— BEGIN —
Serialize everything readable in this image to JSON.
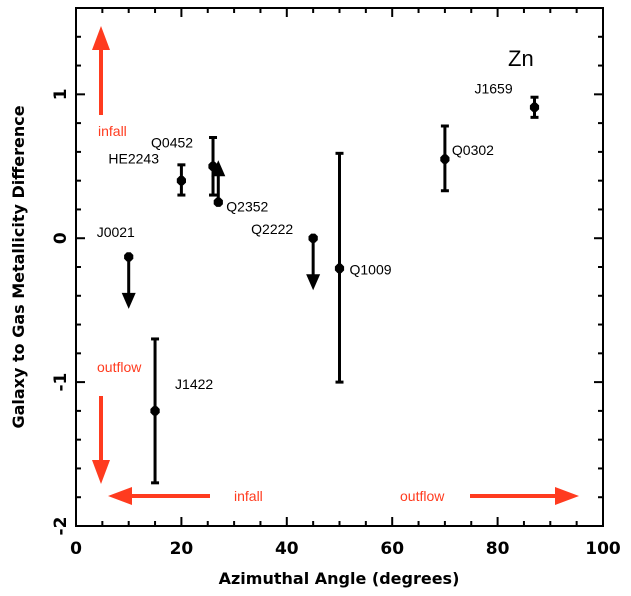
{
  "chart_data": {
    "type": "scatter",
    "title": "",
    "xlabel": "Azimuthal Angle (degrees)",
    "ylabel": "Galaxy to Gas Metallicity Difference",
    "xlim": [
      0,
      100
    ],
    "ylim": [
      -2,
      1.6
    ],
    "x_ticks": [
      0,
      20,
      40,
      60,
      80,
      100
    ],
    "y_ticks": [
      -2,
      -1,
      0,
      1
    ],
    "grid": false,
    "ion": "Zn",
    "colors": {
      "points": "#000000",
      "annotations": "#ff3b1f"
    },
    "points": [
      {
        "name": "J1659",
        "x": 87,
        "y": 0.91,
        "y_low": 0.84,
        "y_high": 0.98,
        "limit": "none"
      },
      {
        "name": "Q0302",
        "x": 70,
        "y": 0.55,
        "y_low": 0.33,
        "y_high": 0.78,
        "limit": "none"
      },
      {
        "name": "Q0452",
        "x": 26,
        "y": 0.5,
        "y_low": 0.3,
        "y_high": 0.7,
        "limit": "none"
      },
      {
        "name": "HE2243",
        "x": 20,
        "y": 0.4,
        "y_low": 0.3,
        "y_high": 0.51,
        "limit": "none"
      },
      {
        "name": "Q2352",
        "x": 27,
        "y": 0.25,
        "y_low": 0.25,
        "y_high": 0.25,
        "limit": "lower"
      },
      {
        "name": "Q2222",
        "x": 45,
        "y": 0.0,
        "y_low": 0.0,
        "y_high": 0.0,
        "limit": "upper"
      },
      {
        "name": "Q1009",
        "x": 50,
        "y": -0.21,
        "y_low": -1.0,
        "y_high": 0.59,
        "limit": "none"
      },
      {
        "name": "J0021",
        "x": 10,
        "y": -0.13,
        "y_low": -0.13,
        "y_high": -0.13,
        "limit": "upper"
      },
      {
        "name": "J1422",
        "x": 15,
        "y": -1.2,
        "y_low": -1.7,
        "y_high": -0.7,
        "limit": "none"
      }
    ],
    "annotations": [
      {
        "text": "infall",
        "where": "left, upper"
      },
      {
        "text": "outflow",
        "where": "left, lower"
      },
      {
        "text": "infall",
        "where": "bottom, left"
      },
      {
        "text": "outflow",
        "where": "bottom, right"
      }
    ]
  }
}
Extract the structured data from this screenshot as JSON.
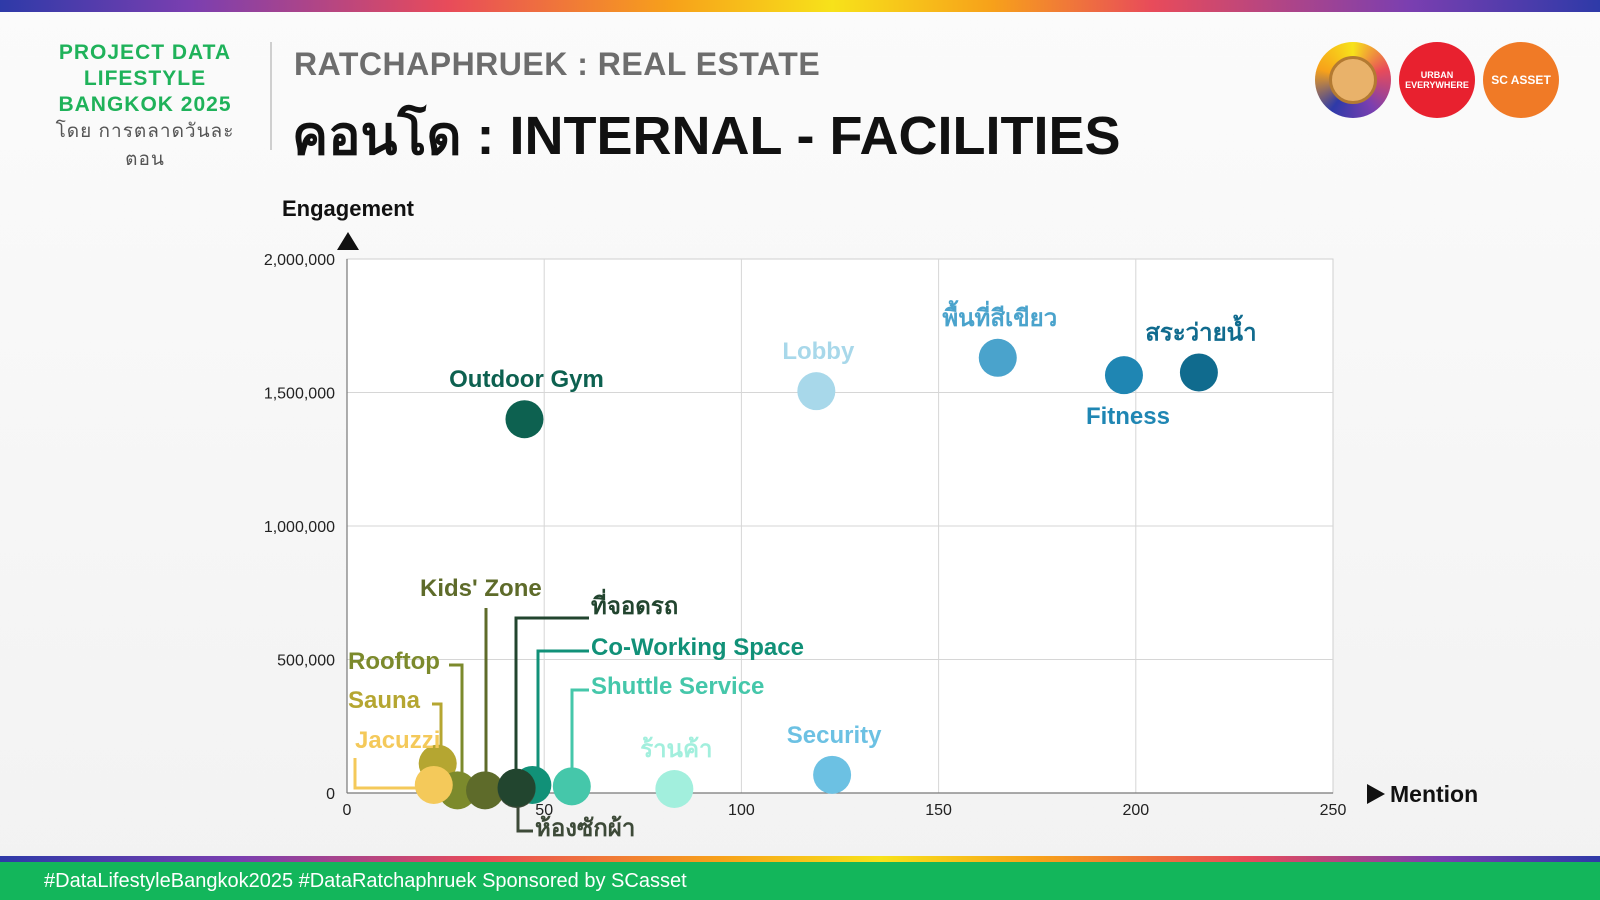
{
  "brand": {
    "line1": "PROJECT DATA",
    "line2": "LIFESTYLE",
    "line3": "BANGKOK 2025",
    "sub": "โดย การตลาดวันละตอน"
  },
  "header": {
    "supertitle": "RATCHAPHRUEK : REAL ESTATE",
    "title": "คอนโด : INTERNAL - FACILITIES"
  },
  "logos": {
    "urban_line1": "URBAN",
    "urban_line2": "EVERYWHERE",
    "sc": "SC ASSET"
  },
  "footer": {
    "text": "#DataLifestyleBangkok2025 #DataRatchaphruek Sponsored by SCasset"
  },
  "chart_data": {
    "type": "scatter",
    "xlabel": "Mention",
    "ylabel": "Engagement",
    "xlim": [
      0,
      250
    ],
    "ylim": [
      0,
      2000000
    ],
    "xticks": [
      0,
      50,
      100,
      150,
      200,
      250
    ],
    "yticks": [
      0,
      500000,
      1000000,
      1500000,
      2000000
    ],
    "xtick_labels": [
      "0",
      "50",
      "100",
      "150",
      "200",
      "250"
    ],
    "ytick_labels": [
      "0",
      "500,000",
      "1,000,000",
      "1,500,000",
      "2,000,000"
    ],
    "grid": true,
    "points": [
      {
        "label": "Outdoor Gym",
        "x": 45,
        "y": 1400000,
        "color": "#0d6150",
        "label_pos": "above"
      },
      {
        "label": "Lobby",
        "x": 119,
        "y": 1505000,
        "color": "#a8d8ea",
        "label_pos": "above"
      },
      {
        "label": "พื้นที่สีเขียว",
        "x": 165,
        "y": 1630000,
        "color": "#4aa3cc",
        "label_pos": "above"
      },
      {
        "label": "Fitness",
        "x": 197,
        "y": 1565000,
        "color": "#1f86b3",
        "label_pos": "below"
      },
      {
        "label": "สระว่ายน้ำ",
        "x": 216,
        "y": 1575000,
        "color": "#106b8e",
        "label_pos": "above"
      },
      {
        "label": "Security",
        "x": 123,
        "y": 68000,
        "color": "#6cc1e3",
        "label_pos": "above"
      },
      {
        "label": "ร้านค้า",
        "x": 83,
        "y": 15000,
        "color": "#a2efdd",
        "label_pos": "above"
      },
      {
        "label": "Shuttle Service",
        "x": 57,
        "y": 25000,
        "color": "#45c7aa",
        "label_pos": "callout"
      },
      {
        "label": "Co-Working Space",
        "x": 47,
        "y": 30000,
        "color": "#119178",
        "label_pos": "callout"
      },
      {
        "label": "ที่จอดรถ",
        "x": 43,
        "y": 20000,
        "color": "#22452f",
        "label_pos": "callout"
      },
      {
        "label": "ห้องซักผ้า",
        "x": 43,
        "y": 15000,
        "color": "#3d4a38",
        "label_pos": "callout-below"
      },
      {
        "label": "Kids' Zone",
        "x": 35,
        "y": 10000,
        "color": "#5e6b2a",
        "label_pos": "callout"
      },
      {
        "label": "Rooftop",
        "x": 28,
        "y": 10000,
        "color": "#7c8a2c",
        "label_pos": "callout"
      },
      {
        "label": "Sauna",
        "x": 23,
        "y": 110000,
        "color": "#b5a631",
        "label_pos": "callout"
      },
      {
        "label": "Jacuzzi",
        "x": 22,
        "y": 30000,
        "color": "#f4c95a",
        "label_pos": "callout"
      }
    ]
  }
}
— END —
▶ [The exercise] Go through the entries above and copy every line containing "xlabel".

▶ [Completed exercise]
    "xlabel": "Azimuthal Angle (degrees)",
    "xlabel": "Mention",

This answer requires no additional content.